> [Required task]: Reproduce each line exactly. Skip none.

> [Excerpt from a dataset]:
--

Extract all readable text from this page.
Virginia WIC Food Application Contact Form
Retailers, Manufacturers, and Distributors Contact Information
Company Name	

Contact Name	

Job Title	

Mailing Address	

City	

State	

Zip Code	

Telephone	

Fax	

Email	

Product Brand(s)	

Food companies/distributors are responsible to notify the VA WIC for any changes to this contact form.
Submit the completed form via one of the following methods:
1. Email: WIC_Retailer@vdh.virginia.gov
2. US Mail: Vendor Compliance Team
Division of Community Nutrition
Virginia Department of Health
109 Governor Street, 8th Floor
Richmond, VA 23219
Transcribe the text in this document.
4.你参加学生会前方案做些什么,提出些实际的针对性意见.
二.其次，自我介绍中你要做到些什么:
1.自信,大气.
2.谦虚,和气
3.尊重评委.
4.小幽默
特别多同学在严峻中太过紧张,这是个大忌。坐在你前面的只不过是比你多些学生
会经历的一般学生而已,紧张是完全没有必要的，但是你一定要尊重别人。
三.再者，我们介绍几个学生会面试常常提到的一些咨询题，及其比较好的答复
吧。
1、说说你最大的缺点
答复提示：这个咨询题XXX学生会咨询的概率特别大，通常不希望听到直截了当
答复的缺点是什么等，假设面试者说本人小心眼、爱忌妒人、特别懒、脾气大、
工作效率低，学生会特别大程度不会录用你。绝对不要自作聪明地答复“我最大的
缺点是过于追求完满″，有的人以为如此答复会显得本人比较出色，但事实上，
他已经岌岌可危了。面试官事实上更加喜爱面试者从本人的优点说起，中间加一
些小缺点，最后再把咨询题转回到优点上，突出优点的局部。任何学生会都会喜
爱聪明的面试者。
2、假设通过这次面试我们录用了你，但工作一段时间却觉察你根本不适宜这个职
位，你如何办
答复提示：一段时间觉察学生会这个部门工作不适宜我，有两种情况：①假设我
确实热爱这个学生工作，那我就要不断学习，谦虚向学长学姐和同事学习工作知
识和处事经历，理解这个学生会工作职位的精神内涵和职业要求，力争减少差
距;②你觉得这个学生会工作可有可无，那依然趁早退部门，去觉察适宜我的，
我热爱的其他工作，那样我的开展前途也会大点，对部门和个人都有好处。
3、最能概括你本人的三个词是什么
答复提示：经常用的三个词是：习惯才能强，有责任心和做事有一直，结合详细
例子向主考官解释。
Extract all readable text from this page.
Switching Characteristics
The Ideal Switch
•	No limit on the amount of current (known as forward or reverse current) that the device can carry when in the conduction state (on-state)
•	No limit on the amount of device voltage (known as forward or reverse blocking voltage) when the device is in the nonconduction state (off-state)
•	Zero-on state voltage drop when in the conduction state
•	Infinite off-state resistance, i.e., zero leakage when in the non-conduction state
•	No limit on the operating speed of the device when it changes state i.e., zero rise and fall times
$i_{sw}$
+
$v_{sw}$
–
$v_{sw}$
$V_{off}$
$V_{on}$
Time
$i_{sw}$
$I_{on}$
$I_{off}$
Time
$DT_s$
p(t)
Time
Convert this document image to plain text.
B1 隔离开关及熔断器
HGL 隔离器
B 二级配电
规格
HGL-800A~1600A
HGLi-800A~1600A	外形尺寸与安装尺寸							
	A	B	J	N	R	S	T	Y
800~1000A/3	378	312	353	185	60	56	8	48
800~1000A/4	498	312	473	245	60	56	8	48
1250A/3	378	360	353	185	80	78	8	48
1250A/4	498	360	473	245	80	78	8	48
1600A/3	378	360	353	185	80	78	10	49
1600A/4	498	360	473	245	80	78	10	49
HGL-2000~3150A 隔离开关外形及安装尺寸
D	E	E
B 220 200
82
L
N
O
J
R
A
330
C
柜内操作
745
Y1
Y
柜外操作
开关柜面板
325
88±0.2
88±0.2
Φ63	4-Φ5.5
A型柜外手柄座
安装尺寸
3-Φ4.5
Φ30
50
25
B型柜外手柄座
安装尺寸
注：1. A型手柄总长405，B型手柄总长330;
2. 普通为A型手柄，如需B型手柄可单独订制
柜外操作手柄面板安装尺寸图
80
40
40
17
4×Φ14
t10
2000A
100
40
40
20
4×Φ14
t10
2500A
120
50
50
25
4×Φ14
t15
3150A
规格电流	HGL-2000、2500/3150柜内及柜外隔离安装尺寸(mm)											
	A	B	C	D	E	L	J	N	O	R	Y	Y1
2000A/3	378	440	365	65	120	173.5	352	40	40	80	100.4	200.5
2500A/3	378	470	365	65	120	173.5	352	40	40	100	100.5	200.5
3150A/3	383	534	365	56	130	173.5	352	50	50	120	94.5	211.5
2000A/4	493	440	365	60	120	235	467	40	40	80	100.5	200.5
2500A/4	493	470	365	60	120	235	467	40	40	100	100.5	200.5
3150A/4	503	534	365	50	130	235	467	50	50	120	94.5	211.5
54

--

> [Response for this exercise]:
Extract all readable text from this page.
Virginia WIC Food Application Contact Form
Retailers, Manufacturers, and Distributors Contact Information
Company Name	

Contact Name	

Job Title	

Mailing Address	

City	

State	

Zip Code	

Telephone	

Fax	

Email	

Product Brand(s)	

Food companies/distributors are responsible to notify the VA WIC for any changes to this contact form.
Submit the completed form via one of the following methods:
1. Email: WIC_Retailer@vdh.virginia.gov
2. US Mail: Vendor Compliance Team
Division of Community Nutrition
Virginia Department of Health
109 Governor Street, 8th Floor
Richmond, VA 23219
Transcribe the text in this document.
4.你参加学生会前方案做些什么,提出些实际的针对性意见.
二.其次，自我介绍中你要做到些什么:
1.自信,大气.
2.谦虚,和气
3.尊重评委.
4.小幽默
特别多同学在严峻中太过紧张,这是个大忌。坐在你前面的只不过是比你多些学生
会经历的一般学生而已,紧张是完全没有必要的，但是你一定要尊重别人。
三.再者，我们介绍几个学生会面试常常提到的一些咨询题，及其比较好的答复
吧。
1、说说你最大的缺点
答复提示：这个咨询题XXX学生会咨询的概率特别大，通常不希望听到直截了当
答复的缺点是什么等，假设面试者说本人小心眼、爱忌妒人、特别懒、脾气大、
工作效率低，学生会特别大程度不会录用你。绝对不要自作聪明地答复“我最大的
缺点是过于追求完满″，有的人以为如此答复会显得本人比较出色，但事实上，
他已经岌岌可危了。面试官事实上更加喜爱面试者从本人的优点说起，中间加一
些小缺点，最后再把咨询题转回到优点上，突出优点的局部。任何学生会都会喜
爱聪明的面试者。
2、假设通过这次面试我们录用了你，但工作一段时间却觉察你根本不适宜这个职
位，你如何办
答复提示：一段时间觉察学生会这个部门工作不适宜我，有两种情况：①假设我
确实热爱这个学生工作，那我就要不断学习，谦虚向学长学姐和同事学习工作知
识和处事经历，理解这个学生会工作职位的精神内涵和职业要求，力争减少差
距;②你觉得这个学生会工作可有可无，那依然趁早退部门，去觉察适宜我的，
我热爱的其他工作，那样我的开展前途也会大点，对部门和个人都有好处。
3、最能概括你本人的三个词是什么
答复提示：经常用的三个词是：习惯才能强，有责任心和做事有一直，结合详细
例子向主考官解释。
Extract all readable text from this page.
Switching Characteristics
The Ideal Switch
•	No limit on the amount of current (known as forward or reverse current) that the device can carry when in the conduction state (on-state)
•	No limit on the amount of device voltage (known as forward or reverse blocking voltage) when the device is in the nonconduction state (off-state)
•	Zero-on state voltage drop when in the conduction state
•	Infinite off-state resistance, i.e., zero leakage when in the non-conduction state
•	No limit on the operating speed of the device when it changes state i.e., zero rise and fall times
$i_{sw}$
+
$v_{sw}$
–
$v_{sw}$
$V_{off}$
$V_{on}$
Time
$i_{sw}$
$I_{on}$
$I_{off}$
Time
$DT_s$
p(t)
Time
Convert this document image to plain text.
B1 隔离开关及熔断器
HGL 隔离器
B 二级配电
规格
HGL-800A~1600A
HGLi-800A~1600A	外形尺寸与安装尺寸							
	A	B	J	N	R	S	T	Y
800~1000A/3	378	312	353	185	60	56	8	48
800~1000A/4	498	312	473	245	60	56	8	48
1250A/3	378	360	353	185	80	78	8	48
1250A/4	498	360	473	245	80	78	8	48
1600A/3	378	360	353	185	80	78	10	49
1600A/4	498	360	473	245	80	78	10	49
HGL-2000~3150A 隔离开关外形及安装尺寸
D	E	E
B 220 200
82
L
N
O
J
R
A
330
C
柜内操作
745
Y1
Y
柜外操作
开关柜面板
325
88±0.2
88±0.2
Φ63	4-Φ5.5
A型柜外手柄座
安装尺寸
3-Φ4.5
Φ30
50
25
B型柜外手柄座
安装尺寸
注：1. A型手柄总长405，B型手柄总长330;
2. 普通为A型手柄，如需B型手柄可单独订制
柜外操作手柄面板安装尺寸图
80
40
40
17
4×Φ14
t10
2000A
100
40
40
20
4×Φ14
t10
2500A
120
50
50
25
4×Φ14
t15
3150A
规格电流	HGL-2000、2500/3150柜内及柜外隔离安装尺寸(mm)											
	A	B	C	D	E	L	J	N	O	R	Y	Y1
2000A/3	378	440	365	65	120	173.5	352	40	40	80	100.4	200.5
2500A/3	378	470	365	65	120	173.5	352	40	40	100	100.5	200.5
3150A/3	383	534	365	56	130	173.5	352	50	50	120	94.5	211.5
2000A/4	493	440	365	60	120	235	467	40	40	80	100.5	200.5
2500A/4	493	470	365	60	120	235	467	40	40	100	100.5	200.5
3150A/4	503	534	365	50	130	235	467	50	50	120	94.5	211.5
54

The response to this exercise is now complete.